Exercise goal —
In the lines below, how many hold the word "reloj"? Answer only with the number.

(Collection entries)
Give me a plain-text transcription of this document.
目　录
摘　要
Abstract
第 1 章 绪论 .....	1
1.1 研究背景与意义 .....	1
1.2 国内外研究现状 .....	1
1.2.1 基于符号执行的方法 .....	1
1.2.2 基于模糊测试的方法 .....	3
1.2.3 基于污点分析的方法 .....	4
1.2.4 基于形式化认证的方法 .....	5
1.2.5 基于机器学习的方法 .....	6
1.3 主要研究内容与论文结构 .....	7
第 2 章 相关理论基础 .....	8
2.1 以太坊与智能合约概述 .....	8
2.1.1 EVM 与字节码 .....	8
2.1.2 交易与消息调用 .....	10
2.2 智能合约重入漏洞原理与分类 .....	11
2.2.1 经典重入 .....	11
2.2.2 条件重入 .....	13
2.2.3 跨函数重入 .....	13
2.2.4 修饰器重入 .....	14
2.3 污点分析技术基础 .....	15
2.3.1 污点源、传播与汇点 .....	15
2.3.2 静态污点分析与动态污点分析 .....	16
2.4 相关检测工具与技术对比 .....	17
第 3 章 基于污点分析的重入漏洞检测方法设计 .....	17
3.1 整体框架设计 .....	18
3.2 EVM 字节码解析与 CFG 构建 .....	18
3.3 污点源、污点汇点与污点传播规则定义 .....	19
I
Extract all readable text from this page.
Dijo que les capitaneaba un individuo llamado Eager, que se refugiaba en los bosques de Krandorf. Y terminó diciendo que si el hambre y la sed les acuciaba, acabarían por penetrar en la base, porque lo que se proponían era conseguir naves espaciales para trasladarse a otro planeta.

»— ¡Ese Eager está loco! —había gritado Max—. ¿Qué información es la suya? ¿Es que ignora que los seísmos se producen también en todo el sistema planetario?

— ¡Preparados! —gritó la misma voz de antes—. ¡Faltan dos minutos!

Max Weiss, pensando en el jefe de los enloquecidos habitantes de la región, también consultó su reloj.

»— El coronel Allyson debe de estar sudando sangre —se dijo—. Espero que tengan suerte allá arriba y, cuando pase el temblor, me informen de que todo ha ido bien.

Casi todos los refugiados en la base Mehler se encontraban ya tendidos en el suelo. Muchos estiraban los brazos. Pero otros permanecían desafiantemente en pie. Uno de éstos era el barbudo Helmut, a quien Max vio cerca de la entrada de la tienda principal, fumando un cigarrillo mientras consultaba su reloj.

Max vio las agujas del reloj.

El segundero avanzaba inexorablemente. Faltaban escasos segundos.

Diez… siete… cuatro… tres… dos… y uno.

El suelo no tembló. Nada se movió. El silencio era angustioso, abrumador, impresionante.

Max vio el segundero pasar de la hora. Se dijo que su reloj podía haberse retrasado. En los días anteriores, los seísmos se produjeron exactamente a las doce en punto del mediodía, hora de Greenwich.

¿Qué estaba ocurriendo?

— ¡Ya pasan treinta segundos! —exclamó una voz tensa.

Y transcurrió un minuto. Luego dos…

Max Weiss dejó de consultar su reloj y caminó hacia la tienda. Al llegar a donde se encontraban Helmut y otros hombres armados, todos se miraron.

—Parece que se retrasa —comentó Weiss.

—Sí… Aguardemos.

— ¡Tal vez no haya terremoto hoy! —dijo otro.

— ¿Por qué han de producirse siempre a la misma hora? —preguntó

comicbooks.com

Worked solution —
5